## [EXERCISE INSTRUCTIONS]
In the material below, list every line carrying the string "JSON".

[begin ENTRIES SUPPLIED]

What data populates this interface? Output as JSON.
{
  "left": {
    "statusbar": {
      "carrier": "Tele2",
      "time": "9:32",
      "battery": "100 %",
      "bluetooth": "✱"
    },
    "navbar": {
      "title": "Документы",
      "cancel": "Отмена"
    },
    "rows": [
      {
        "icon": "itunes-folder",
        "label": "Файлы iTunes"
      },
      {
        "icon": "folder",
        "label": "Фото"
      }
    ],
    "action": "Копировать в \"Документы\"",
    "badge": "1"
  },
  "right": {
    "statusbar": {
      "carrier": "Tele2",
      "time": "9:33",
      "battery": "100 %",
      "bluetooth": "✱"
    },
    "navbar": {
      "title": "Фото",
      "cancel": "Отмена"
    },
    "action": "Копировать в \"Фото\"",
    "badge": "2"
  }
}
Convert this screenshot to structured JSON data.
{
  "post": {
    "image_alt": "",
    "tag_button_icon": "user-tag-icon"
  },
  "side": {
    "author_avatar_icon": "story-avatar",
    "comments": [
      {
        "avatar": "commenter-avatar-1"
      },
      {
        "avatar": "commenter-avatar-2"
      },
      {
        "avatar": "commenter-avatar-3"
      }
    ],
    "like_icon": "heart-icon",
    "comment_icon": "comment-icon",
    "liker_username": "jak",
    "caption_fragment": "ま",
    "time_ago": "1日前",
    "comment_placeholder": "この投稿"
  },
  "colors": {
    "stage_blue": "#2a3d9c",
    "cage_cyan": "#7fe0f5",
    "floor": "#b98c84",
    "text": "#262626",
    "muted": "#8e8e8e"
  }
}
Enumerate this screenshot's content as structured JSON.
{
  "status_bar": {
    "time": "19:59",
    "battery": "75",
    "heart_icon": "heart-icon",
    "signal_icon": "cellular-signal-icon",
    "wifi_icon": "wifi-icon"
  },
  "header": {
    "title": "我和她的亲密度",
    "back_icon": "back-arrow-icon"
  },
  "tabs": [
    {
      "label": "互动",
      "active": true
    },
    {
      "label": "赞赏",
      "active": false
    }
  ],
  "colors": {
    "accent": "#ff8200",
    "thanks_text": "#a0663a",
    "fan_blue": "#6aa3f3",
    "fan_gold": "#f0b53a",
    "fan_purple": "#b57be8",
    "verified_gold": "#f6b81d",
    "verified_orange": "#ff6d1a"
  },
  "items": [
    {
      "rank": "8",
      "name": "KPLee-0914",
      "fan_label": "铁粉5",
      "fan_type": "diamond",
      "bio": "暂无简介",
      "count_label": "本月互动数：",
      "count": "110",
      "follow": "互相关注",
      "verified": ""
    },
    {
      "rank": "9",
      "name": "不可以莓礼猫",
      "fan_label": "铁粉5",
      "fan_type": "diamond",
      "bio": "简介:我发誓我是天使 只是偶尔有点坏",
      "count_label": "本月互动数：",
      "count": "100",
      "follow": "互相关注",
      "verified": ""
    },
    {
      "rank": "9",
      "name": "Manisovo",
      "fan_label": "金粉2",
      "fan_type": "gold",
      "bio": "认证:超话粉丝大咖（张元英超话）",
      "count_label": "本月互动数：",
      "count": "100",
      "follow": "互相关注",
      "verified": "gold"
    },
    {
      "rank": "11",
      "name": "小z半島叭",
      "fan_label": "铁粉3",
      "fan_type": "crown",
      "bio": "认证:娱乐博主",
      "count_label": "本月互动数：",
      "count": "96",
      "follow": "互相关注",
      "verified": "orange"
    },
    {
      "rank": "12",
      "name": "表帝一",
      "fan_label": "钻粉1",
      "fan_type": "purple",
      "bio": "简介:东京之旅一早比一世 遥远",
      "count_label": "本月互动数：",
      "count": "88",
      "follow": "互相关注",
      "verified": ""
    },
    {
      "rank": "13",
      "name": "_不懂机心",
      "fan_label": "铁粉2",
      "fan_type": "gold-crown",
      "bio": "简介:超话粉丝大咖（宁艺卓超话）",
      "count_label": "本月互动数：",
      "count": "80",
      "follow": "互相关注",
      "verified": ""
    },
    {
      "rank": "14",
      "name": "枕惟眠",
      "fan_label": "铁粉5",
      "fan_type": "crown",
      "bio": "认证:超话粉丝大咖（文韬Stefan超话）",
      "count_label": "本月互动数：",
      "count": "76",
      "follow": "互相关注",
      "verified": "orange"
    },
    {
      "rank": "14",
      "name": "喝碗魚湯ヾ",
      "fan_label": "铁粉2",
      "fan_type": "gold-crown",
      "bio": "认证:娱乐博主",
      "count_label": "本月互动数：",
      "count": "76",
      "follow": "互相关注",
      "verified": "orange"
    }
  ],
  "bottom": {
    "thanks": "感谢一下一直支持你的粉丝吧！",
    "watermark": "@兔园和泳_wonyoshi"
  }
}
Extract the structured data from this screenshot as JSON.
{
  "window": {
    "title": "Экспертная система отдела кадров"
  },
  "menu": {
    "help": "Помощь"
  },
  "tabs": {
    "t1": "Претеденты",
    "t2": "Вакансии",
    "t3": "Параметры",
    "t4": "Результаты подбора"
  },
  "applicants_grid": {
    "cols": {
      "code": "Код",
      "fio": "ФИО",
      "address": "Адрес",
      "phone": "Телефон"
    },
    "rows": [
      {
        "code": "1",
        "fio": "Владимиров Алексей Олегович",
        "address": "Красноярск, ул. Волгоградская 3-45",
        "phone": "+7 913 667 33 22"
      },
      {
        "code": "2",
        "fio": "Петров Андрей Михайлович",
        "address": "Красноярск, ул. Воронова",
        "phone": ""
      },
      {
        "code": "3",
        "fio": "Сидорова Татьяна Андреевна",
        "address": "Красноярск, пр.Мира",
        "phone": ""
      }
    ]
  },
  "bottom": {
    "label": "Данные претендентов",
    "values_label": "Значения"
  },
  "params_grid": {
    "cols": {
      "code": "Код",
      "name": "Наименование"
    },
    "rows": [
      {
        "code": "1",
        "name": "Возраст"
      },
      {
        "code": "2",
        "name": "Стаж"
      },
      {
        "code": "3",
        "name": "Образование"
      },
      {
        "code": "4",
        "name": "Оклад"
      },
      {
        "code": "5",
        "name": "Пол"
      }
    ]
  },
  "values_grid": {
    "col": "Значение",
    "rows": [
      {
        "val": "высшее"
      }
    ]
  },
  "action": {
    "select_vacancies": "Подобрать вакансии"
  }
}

[end ENTRIES SUPPLIED]

## [CORRECT OUTPUT]
What data populates this interface? Output as JSON.
Convert this screenshot to structured JSON data.
Enumerate this screenshot's content as structured JSON.
Extract the structured data from this screenshot as JSON.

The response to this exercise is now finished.